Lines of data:
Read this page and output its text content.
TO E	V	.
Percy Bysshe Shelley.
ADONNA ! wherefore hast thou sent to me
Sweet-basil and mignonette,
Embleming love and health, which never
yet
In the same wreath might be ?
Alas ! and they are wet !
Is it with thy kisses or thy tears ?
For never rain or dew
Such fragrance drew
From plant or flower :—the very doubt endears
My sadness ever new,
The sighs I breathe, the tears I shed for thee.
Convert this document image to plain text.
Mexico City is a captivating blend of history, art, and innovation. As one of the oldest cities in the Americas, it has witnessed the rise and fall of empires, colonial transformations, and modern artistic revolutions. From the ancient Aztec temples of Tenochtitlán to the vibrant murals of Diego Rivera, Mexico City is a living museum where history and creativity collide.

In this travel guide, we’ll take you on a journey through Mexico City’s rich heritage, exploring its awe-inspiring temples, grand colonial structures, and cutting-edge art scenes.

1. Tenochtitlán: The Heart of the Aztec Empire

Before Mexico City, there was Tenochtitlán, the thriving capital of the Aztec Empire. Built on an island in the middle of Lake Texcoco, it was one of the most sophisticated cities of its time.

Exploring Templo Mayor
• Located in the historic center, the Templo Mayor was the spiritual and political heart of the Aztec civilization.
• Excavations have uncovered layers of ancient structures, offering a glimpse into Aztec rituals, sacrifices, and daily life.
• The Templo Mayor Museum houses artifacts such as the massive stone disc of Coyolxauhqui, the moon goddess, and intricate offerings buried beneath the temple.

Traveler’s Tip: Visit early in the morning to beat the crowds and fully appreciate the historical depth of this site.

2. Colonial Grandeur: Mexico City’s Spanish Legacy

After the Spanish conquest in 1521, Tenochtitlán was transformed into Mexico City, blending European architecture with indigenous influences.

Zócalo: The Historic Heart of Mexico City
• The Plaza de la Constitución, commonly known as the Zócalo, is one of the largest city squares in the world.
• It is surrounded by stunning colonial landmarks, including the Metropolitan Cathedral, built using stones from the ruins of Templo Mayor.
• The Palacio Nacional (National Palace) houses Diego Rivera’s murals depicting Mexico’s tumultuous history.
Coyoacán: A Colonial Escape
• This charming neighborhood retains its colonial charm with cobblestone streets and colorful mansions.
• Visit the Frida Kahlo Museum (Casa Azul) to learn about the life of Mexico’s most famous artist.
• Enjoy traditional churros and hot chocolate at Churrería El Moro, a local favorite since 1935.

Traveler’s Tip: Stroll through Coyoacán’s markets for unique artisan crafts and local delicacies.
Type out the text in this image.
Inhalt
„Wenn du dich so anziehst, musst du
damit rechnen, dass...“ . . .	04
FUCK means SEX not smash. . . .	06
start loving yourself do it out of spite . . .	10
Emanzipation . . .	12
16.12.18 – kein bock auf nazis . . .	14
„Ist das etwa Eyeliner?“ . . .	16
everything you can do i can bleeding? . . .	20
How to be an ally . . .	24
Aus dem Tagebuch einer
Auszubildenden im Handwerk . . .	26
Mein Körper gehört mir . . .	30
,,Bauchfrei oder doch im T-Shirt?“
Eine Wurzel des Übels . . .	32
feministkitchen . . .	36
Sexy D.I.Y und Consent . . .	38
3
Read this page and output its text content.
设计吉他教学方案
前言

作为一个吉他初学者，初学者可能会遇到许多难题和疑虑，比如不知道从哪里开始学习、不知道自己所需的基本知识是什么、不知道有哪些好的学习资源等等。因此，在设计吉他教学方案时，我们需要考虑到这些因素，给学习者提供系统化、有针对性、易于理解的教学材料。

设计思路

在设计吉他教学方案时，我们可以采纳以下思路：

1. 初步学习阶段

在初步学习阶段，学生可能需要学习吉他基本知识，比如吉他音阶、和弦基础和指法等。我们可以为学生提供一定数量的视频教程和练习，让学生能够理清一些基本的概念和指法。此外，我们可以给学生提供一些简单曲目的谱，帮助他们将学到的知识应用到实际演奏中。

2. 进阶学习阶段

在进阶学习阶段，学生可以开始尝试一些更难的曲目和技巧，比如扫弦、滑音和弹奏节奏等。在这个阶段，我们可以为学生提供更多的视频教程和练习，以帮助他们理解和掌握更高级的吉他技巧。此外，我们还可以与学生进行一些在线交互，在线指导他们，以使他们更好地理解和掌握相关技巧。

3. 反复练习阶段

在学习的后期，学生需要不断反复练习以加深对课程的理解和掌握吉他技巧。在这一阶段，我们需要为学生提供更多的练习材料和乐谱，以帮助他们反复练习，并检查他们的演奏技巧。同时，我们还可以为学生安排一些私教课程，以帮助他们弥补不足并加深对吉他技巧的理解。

__Written request__: Look through the data above. Copy every line with the string "Visit" in it.

__Response to the exercise__:
Traveler’s Tip: Visit early in the morning to beat the crowds and fully appreciate the historical depth of this site.
• Visit the Frida Kahlo Museum (Casa Azul) to learn about the life of Mexico’s most famous artist.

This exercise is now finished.